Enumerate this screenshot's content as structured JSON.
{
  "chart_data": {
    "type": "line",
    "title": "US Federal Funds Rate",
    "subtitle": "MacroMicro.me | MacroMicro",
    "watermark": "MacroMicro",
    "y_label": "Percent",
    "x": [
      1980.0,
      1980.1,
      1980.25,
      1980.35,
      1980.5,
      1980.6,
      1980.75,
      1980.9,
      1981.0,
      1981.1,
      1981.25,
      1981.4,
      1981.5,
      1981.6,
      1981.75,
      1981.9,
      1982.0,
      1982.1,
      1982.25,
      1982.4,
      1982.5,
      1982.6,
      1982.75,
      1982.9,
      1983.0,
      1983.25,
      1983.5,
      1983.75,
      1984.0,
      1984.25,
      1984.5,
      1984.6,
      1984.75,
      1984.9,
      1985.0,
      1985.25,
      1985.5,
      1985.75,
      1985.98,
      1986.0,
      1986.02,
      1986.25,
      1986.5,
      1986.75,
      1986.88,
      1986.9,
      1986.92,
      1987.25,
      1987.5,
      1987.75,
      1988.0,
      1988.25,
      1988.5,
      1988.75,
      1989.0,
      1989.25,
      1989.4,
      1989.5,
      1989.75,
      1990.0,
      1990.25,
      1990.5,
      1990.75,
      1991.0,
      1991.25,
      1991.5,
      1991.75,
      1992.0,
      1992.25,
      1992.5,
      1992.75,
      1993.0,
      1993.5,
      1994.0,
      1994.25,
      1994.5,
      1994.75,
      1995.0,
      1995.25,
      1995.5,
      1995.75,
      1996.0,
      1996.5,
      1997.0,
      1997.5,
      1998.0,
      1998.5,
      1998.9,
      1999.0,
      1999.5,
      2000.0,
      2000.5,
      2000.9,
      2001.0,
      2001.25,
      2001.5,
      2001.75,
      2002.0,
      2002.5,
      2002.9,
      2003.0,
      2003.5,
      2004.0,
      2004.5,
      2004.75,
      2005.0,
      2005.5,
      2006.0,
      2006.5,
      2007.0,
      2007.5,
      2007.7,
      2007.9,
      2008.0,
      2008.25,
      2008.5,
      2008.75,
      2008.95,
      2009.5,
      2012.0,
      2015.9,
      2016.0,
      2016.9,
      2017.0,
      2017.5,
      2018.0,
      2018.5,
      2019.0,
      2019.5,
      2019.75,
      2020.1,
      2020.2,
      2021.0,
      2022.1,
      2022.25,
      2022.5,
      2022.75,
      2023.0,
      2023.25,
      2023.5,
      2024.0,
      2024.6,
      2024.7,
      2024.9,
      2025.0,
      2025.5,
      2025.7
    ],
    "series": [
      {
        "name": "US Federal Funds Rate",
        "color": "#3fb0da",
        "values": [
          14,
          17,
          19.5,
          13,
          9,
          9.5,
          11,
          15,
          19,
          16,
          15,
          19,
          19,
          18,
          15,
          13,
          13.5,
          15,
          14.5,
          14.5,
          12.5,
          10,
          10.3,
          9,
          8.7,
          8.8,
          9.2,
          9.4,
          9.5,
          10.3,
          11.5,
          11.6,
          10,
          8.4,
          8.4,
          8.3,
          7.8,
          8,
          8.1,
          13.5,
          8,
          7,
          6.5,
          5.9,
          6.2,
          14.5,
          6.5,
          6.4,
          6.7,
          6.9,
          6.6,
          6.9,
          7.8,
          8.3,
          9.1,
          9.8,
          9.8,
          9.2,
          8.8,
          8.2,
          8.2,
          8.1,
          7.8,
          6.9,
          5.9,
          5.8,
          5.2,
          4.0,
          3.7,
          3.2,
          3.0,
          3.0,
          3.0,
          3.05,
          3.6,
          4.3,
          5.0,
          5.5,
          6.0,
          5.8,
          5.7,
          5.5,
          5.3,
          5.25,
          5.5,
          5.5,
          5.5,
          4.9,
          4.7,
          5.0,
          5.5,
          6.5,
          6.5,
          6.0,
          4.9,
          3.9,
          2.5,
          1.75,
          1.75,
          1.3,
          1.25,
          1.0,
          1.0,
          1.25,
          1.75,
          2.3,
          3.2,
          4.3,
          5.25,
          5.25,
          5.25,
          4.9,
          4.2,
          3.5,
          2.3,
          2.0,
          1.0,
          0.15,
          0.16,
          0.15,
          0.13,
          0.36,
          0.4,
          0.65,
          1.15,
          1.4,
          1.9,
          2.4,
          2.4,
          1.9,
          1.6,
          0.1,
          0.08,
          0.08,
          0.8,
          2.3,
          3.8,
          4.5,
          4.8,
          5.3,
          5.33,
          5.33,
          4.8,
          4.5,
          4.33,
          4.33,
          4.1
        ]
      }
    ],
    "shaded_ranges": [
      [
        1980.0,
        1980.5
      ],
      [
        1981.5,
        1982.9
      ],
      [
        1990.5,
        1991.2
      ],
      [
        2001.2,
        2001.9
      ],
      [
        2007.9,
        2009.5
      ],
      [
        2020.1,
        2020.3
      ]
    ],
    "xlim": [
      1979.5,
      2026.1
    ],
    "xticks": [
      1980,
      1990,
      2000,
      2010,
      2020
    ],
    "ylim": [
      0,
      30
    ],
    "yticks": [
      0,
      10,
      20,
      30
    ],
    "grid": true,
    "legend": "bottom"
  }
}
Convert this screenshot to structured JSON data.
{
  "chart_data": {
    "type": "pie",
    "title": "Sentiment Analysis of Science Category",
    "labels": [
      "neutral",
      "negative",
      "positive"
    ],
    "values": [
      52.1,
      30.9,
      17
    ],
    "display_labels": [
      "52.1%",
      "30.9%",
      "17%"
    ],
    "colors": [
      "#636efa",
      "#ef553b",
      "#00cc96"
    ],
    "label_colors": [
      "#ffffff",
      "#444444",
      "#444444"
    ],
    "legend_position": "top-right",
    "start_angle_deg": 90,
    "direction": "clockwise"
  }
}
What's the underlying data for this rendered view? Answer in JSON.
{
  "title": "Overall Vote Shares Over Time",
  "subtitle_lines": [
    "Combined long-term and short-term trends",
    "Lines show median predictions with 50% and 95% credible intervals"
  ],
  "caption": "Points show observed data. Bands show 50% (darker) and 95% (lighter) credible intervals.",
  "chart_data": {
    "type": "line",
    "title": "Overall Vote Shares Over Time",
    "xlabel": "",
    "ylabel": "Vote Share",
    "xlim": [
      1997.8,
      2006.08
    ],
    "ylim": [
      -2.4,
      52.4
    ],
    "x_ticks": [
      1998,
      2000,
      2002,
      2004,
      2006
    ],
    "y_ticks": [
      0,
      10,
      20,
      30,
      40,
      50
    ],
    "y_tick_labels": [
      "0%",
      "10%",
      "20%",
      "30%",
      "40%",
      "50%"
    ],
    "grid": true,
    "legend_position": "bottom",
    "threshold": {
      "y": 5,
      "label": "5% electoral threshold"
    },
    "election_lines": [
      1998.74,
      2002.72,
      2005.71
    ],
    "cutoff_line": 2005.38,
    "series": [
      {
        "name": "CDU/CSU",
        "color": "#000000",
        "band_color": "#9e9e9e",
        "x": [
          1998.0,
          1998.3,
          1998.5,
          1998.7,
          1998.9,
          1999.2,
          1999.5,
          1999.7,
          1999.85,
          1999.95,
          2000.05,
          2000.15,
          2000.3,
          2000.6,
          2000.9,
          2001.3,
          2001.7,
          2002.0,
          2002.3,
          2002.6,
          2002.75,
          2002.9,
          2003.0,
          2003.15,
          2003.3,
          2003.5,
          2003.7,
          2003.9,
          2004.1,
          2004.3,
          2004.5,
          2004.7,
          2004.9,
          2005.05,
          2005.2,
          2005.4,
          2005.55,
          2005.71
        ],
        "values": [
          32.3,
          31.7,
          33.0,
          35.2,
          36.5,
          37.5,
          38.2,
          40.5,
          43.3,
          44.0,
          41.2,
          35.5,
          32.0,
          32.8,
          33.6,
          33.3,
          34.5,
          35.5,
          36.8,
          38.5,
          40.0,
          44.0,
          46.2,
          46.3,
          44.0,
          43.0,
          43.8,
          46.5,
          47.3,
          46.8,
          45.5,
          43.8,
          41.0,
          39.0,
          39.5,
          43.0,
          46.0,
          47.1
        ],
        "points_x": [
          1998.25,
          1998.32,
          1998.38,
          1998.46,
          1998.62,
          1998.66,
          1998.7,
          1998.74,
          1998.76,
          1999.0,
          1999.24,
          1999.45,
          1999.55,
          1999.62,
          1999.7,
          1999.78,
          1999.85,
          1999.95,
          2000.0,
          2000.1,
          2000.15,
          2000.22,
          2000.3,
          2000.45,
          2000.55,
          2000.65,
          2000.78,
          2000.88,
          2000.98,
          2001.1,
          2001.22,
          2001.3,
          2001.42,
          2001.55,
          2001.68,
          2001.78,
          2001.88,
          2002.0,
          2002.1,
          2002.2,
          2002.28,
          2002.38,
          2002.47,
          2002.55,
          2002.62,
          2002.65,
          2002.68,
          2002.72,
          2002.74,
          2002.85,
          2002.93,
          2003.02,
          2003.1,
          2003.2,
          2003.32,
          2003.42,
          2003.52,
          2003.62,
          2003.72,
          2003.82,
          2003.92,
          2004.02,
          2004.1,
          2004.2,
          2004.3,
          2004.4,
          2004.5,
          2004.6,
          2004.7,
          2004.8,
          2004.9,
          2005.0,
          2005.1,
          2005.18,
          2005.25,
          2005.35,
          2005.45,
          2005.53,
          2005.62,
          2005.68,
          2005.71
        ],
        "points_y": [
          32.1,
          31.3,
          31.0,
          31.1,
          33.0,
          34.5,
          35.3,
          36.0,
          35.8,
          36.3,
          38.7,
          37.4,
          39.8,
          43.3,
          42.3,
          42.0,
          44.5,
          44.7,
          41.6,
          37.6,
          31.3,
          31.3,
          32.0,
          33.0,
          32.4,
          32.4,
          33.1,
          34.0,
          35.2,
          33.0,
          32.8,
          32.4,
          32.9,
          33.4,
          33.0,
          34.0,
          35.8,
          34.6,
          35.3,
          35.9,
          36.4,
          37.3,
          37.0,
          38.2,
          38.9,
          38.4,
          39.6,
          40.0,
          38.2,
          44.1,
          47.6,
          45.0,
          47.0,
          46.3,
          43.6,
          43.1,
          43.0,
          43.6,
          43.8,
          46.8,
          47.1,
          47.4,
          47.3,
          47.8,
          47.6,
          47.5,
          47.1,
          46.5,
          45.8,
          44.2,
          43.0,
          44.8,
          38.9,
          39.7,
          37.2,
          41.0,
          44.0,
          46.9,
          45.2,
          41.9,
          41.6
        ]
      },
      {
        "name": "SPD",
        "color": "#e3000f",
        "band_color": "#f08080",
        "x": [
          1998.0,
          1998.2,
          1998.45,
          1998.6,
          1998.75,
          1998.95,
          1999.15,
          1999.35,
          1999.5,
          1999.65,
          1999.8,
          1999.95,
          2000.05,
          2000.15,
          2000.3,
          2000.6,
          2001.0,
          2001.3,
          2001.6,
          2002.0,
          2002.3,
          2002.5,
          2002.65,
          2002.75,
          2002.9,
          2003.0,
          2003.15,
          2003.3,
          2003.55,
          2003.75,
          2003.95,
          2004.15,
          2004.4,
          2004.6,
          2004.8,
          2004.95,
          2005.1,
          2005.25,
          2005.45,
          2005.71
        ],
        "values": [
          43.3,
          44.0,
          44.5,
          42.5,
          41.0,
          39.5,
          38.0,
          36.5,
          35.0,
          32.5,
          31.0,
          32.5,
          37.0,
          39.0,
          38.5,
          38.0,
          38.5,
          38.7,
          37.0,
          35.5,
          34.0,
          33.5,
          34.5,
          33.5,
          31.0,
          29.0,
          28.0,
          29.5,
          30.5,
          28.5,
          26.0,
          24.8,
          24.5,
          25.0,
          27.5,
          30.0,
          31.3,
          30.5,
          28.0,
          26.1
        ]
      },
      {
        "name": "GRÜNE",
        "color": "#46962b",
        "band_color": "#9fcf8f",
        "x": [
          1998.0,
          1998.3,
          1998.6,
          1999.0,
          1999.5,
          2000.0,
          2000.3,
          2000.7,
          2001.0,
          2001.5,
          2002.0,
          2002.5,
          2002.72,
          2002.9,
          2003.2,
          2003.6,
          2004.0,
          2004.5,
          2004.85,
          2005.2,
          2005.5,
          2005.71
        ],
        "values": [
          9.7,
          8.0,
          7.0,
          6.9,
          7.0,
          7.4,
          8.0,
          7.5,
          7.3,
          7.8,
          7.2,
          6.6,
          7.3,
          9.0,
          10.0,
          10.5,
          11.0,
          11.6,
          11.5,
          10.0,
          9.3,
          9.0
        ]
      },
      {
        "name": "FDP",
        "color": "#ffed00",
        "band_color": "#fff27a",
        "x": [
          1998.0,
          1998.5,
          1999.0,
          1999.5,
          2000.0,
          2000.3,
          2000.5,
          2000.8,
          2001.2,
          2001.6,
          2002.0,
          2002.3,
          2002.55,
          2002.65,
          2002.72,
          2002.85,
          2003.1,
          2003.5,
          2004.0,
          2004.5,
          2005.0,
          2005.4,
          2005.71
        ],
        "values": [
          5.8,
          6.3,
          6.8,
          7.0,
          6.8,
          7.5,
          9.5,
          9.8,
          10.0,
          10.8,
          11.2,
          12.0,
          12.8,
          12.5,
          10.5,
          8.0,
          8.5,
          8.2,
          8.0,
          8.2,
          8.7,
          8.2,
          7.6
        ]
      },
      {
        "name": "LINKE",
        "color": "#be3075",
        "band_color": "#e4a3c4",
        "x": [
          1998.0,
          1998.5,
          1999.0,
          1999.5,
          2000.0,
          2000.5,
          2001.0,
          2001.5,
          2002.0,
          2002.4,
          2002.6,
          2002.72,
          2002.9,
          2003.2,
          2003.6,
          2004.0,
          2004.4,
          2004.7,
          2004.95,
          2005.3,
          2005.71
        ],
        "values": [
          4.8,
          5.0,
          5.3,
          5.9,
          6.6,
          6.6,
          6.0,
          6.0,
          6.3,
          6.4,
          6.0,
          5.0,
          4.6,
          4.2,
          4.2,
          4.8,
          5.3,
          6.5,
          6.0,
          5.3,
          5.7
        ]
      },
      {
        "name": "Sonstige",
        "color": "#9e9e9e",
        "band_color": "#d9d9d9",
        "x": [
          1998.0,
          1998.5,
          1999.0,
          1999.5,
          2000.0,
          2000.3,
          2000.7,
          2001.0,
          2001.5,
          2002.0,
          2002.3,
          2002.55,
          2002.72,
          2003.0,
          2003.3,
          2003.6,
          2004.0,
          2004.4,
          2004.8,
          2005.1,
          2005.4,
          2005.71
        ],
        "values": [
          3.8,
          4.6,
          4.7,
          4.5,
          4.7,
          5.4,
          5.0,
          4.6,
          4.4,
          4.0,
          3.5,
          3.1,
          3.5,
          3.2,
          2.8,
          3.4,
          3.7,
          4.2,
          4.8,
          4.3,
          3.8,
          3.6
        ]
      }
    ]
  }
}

+ + + + +

- AIM -
Copy out every line of the listing that contains the string "MacroMicro".

- FINISHED EXERCISE -
    "subtitle": "MacroMicro.me | MacroMicro",
    "watermark": "MacroMicro",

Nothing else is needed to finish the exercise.